WHAT TO WORK ON :: Write out all of the entries exactly, please.

RECORDS PROVIDED ::
* START *

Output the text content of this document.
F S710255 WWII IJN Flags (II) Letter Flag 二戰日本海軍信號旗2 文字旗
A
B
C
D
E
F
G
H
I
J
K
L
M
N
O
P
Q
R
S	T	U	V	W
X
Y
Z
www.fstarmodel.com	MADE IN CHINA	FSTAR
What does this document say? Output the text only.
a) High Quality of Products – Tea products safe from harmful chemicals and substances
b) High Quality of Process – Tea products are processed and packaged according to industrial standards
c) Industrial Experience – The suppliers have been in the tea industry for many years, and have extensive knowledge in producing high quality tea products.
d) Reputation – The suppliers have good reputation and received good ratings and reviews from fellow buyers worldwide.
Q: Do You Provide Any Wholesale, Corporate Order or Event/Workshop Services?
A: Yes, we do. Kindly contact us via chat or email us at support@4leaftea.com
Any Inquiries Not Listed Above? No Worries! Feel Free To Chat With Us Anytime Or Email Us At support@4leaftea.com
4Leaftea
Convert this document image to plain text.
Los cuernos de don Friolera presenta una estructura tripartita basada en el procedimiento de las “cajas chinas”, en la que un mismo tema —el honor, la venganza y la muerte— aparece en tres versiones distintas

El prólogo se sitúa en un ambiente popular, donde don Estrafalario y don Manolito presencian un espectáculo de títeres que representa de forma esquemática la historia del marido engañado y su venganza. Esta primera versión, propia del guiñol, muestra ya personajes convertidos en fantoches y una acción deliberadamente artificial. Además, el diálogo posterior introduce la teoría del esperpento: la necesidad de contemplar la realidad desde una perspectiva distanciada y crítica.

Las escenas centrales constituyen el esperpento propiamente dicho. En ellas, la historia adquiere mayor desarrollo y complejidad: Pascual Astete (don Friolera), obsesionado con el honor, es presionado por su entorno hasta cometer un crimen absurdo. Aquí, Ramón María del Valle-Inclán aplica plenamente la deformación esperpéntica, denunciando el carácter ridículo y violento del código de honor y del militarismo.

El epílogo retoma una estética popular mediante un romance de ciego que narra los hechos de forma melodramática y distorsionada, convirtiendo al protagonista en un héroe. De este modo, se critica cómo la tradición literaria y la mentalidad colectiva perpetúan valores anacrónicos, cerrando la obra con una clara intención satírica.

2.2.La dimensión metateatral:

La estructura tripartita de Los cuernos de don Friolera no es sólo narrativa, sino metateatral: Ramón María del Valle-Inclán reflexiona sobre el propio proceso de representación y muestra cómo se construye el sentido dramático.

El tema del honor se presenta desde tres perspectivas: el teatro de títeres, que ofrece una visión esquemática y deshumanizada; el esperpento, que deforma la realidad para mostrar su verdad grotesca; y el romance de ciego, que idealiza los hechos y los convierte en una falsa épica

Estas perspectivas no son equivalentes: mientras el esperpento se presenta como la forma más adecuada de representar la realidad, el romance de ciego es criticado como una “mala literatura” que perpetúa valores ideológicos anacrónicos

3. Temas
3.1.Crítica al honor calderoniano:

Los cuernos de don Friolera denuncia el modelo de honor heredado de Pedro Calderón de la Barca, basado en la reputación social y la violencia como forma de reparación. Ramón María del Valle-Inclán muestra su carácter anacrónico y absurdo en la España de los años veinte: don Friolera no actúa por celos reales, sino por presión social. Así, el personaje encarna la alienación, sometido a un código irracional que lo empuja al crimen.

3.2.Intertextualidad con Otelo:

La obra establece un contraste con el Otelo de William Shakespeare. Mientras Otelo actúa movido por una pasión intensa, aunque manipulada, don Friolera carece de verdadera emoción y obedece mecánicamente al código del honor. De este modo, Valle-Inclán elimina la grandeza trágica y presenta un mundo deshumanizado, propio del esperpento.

* END *

SOLUTION TO THIS TASK ::
Output the text content of this document.
F S710255 WWII IJN Flags (II) Letter Flag 二戰日本海軍信號旗2 文字旗
A
B
C
D
E
F
G
H
I
J
K
L
M
N
O
P
Q
R
S	T	U	V	W
X
Y
Z
www.fstarmodel.com	MADE IN CHINA	FSTAR
What does this document say? Output the text only.
a) High Quality of Products – Tea products safe from harmful chemicals and substances
b) High Quality of Process – Tea products are processed and packaged according to industrial standards
c) Industrial Experience – The suppliers have been in the tea industry for many years, and have extensive knowledge in producing high quality tea products.
d) Reputation – The suppliers have good reputation and received good ratings and reviews from fellow buyers worldwide.
Q: Do You Provide Any Wholesale, Corporate Order or Event/Workshop Services?
A: Yes, we do. Kindly contact us via chat or email us at support@4leaftea.com
Any Inquiries Not Listed Above? No Worries! Feel Free To Chat With Us Anytime Or Email Us At support@4leaftea.com
4Leaftea
Convert this document image to plain text.
Los cuernos de don Friolera presenta una estructura tripartita basada en el procedimiento de las “cajas chinas”, en la que un mismo tema —el honor, la venganza y la muerte— aparece en tres versiones distintas

El prólogo se sitúa en un ambiente popular, donde don Estrafalario y don Manolito presencian un espectáculo de títeres que representa de forma esquemática la historia del marido engañado y su venganza. Esta primera versión, propia del guiñol, muestra ya personajes convertidos en fantoches y una acción deliberadamente artificial. Además, el diálogo posterior introduce la teoría del esperpento: la necesidad de contemplar la realidad desde una perspectiva distanciada y crítica.

Las escenas centrales constituyen el esperpento propiamente dicho. En ellas, la historia adquiere mayor desarrollo y complejidad: Pascual Astete (don Friolera), obsesionado con el honor, es presionado por su entorno hasta cometer un crimen absurdo. Aquí, Ramón María del Valle-Inclán aplica plenamente la deformación esperpéntica, denunciando el carácter ridículo y violento del código de honor y del militarismo.

El epílogo retoma una estética popular mediante un romance de ciego que narra los hechos de forma melodramática y distorsionada, convirtiendo al protagonista en un héroe. De este modo, se critica cómo la tradición literaria y la mentalidad colectiva perpetúan valores anacrónicos, cerrando la obra con una clara intención satírica.

2.2.La dimensión metateatral:

La estructura tripartita de Los cuernos de don Friolera no es sólo narrativa, sino metateatral: Ramón María del Valle-Inclán reflexiona sobre el propio proceso de representación y muestra cómo se construye el sentido dramático.

El tema del honor se presenta desde tres perspectivas: el teatro de títeres, que ofrece una visión esquemática y deshumanizada; el esperpento, que deforma la realidad para mostrar su verdad grotesca; y el romance de ciego, que idealiza los hechos y los convierte en una falsa épica

Estas perspectivas no son equivalentes: mientras el esperpento se presenta como la forma más adecuada de representar la realidad, el romance de ciego es criticado como una “mala literatura” que perpetúa valores ideológicos anacrónicos

3. Temas
3.1.Crítica al honor calderoniano:

Los cuernos de don Friolera denuncia el modelo de honor heredado de Pedro Calderón de la Barca, basado en la reputación social y la violencia como forma de reparación. Ramón María del Valle-Inclán muestra su carácter anacrónico y absurdo en la España de los años veinte: don Friolera no actúa por celos reales, sino por presión social. Así, el personaje encarna la alienación, sometido a un código irracional que lo empuja al crimen.

3.2.Intertextualidad con Otelo:

La obra establece un contraste con el Otelo de William Shakespeare. Mientras Otelo actúa movido por una pasión intensa, aunque manipulada, don Friolera carece de verdadera emoción y obedece mecánicamente al código del honor. De este modo, Valle-Inclán elimina la grandeza trágica y presenta un mundo deshumanizado, propio del esperpento.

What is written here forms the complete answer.